Reproduce every one of the following items verbatim, line for line.

____________________

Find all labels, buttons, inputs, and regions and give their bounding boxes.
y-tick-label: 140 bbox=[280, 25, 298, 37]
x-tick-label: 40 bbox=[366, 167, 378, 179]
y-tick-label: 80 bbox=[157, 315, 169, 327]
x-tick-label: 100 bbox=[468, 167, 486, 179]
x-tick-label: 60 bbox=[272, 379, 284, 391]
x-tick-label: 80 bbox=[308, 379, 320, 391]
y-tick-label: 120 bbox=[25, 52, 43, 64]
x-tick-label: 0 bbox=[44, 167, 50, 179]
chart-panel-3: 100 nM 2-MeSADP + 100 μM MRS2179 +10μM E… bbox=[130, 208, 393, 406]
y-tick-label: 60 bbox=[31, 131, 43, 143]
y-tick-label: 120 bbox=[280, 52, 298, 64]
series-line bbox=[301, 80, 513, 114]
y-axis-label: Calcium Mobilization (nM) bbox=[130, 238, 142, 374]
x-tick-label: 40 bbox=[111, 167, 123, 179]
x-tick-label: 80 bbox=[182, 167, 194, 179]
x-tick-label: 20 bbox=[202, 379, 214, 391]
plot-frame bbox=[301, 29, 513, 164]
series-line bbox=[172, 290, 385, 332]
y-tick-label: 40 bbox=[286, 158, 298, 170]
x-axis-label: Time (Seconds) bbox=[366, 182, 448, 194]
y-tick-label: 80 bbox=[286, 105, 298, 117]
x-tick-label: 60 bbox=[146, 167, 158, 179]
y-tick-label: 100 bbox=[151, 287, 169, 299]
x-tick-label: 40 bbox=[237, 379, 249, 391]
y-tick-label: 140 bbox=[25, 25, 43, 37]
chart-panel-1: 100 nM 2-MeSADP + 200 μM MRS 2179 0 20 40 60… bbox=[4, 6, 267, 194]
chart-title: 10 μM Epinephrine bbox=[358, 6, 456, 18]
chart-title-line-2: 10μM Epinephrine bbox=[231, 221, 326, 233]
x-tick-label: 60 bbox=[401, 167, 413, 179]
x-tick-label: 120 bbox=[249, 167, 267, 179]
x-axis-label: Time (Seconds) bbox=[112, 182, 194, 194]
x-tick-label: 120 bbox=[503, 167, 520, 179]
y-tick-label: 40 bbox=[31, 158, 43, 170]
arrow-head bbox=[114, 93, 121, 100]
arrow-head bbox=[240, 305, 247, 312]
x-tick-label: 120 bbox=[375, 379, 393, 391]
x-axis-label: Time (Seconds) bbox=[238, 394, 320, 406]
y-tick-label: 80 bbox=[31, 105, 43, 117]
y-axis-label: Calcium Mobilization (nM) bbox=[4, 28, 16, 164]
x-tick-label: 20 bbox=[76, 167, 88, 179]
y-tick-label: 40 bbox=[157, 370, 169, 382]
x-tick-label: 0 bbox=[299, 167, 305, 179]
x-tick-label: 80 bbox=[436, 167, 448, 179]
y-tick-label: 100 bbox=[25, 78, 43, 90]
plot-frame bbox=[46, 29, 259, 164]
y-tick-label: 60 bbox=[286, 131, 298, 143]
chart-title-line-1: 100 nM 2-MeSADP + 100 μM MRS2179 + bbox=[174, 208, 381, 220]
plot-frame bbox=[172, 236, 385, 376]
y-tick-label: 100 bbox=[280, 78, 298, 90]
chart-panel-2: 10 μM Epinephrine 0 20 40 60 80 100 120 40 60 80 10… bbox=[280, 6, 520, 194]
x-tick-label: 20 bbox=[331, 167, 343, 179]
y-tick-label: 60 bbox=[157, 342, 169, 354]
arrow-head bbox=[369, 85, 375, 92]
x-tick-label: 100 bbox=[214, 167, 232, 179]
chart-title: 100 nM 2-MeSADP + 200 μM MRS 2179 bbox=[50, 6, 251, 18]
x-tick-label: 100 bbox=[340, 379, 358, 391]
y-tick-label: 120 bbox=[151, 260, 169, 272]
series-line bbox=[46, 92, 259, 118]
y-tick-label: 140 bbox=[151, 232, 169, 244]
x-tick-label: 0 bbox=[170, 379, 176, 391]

____________________

_Answer to the task_
Find all labels, buttons, inputs, and regions and give their bounding boxes.
y-tick-label: 140 bbox=[280, 25, 298, 37]
x-tick-label: 40 bbox=[366, 167, 378, 179]
y-tick-label: 80 bbox=[157, 315, 169, 327]
x-tick-label: 100 bbox=[468, 167, 486, 179]
x-tick-label: 60 bbox=[272, 379, 284, 391]
x-tick-label: 80 bbox=[308, 379, 320, 391]
y-tick-label: 120 bbox=[25, 52, 43, 64]
x-tick-label: 0 bbox=[44, 167, 50, 179]
chart-panel-3: 100 nM 2-MeSADP + 100 μM MRS2179 +10μM E… bbox=[130, 208, 393, 406]
y-tick-label: 60 bbox=[31, 131, 43, 143]
y-tick-label: 120 bbox=[280, 52, 298, 64]
series-line bbox=[301, 80, 513, 114]
y-axis-label: Calcium Mobilization (nM) bbox=[130, 238, 142, 374]
x-tick-label: 40 bbox=[111, 167, 123, 179]
x-tick-label: 80 bbox=[182, 167, 194, 179]
x-tick-label: 20 bbox=[202, 379, 214, 391]
plot-frame bbox=[301, 29, 513, 164]
series-line bbox=[172, 290, 385, 332]
y-tick-label: 40 bbox=[286, 158, 298, 170]
x-axis-label: Time (Seconds) bbox=[366, 182, 448, 194]
y-tick-label: 80 bbox=[286, 105, 298, 117]
x-tick-label: 60 bbox=[146, 167, 158, 179]
y-tick-label: 100 bbox=[151, 287, 169, 299]
x-tick-label: 40 bbox=[237, 379, 249, 391]
y-tick-label: 140 bbox=[25, 25, 43, 37]
chart-panel-1: 100 nM 2-MeSADP + 200 μM MRS 2179 0 20 40 60… bbox=[4, 6, 267, 194]
chart-title: 10 μM Epinephrine bbox=[358, 6, 456, 18]
chart-title-line-2: 10μM Epinephrine bbox=[231, 221, 326, 233]
x-tick-label: 60 bbox=[401, 167, 413, 179]
x-tick-label: 120 bbox=[249, 167, 267, 179]
x-axis-label: Time (Seconds) bbox=[112, 182, 194, 194]
x-tick-label: 120 bbox=[503, 167, 520, 179]
y-tick-label: 40 bbox=[31, 158, 43, 170]
arrow-head bbox=[114, 93, 121, 100]
arrow-head bbox=[240, 305, 247, 312]
x-tick-label: 120 bbox=[375, 379, 393, 391]
x-axis-label: Time (Seconds) bbox=[238, 394, 320, 406]
y-tick-label: 80 bbox=[31, 105, 43, 117]
y-axis-label: Calcium Mobilization (nM) bbox=[4, 28, 16, 164]
x-tick-label: 20 bbox=[76, 167, 88, 179]
y-tick-label: 40 bbox=[157, 370, 169, 382]
x-tick-label: 0 bbox=[299, 167, 305, 179]
x-tick-label: 80 bbox=[436, 167, 448, 179]
y-tick-label: 100 bbox=[25, 78, 43, 90]
plot-frame bbox=[46, 29, 259, 164]
y-tick-label: 60 bbox=[286, 131, 298, 143]
chart-title-line-1: 100 nM 2-MeSADP + 100 μM MRS2179 + bbox=[174, 208, 381, 220]
plot-frame bbox=[172, 236, 385, 376]
y-tick-label: 100 bbox=[280, 78, 298, 90]
chart-panel-2: 10 μM Epinephrine 0 20 40 60 80 100 120 40 60 80 10… bbox=[280, 6, 520, 194]
x-tick-label: 20 bbox=[331, 167, 343, 179]
y-tick-label: 60 bbox=[157, 342, 169, 354]
arrow-head bbox=[369, 85, 375, 92]
x-tick-label: 100 bbox=[214, 167, 232, 179]
chart-title: 100 nM 2-MeSADP + 200 μM MRS 2179 bbox=[50, 6, 251, 18]
x-tick-label: 100 bbox=[340, 379, 358, 391]
y-tick-label: 120 bbox=[151, 260, 169, 272]
series-line bbox=[46, 92, 259, 118]
y-tick-label: 140 bbox=[151, 232, 169, 244]
x-tick-label: 0 bbox=[170, 379, 176, 391]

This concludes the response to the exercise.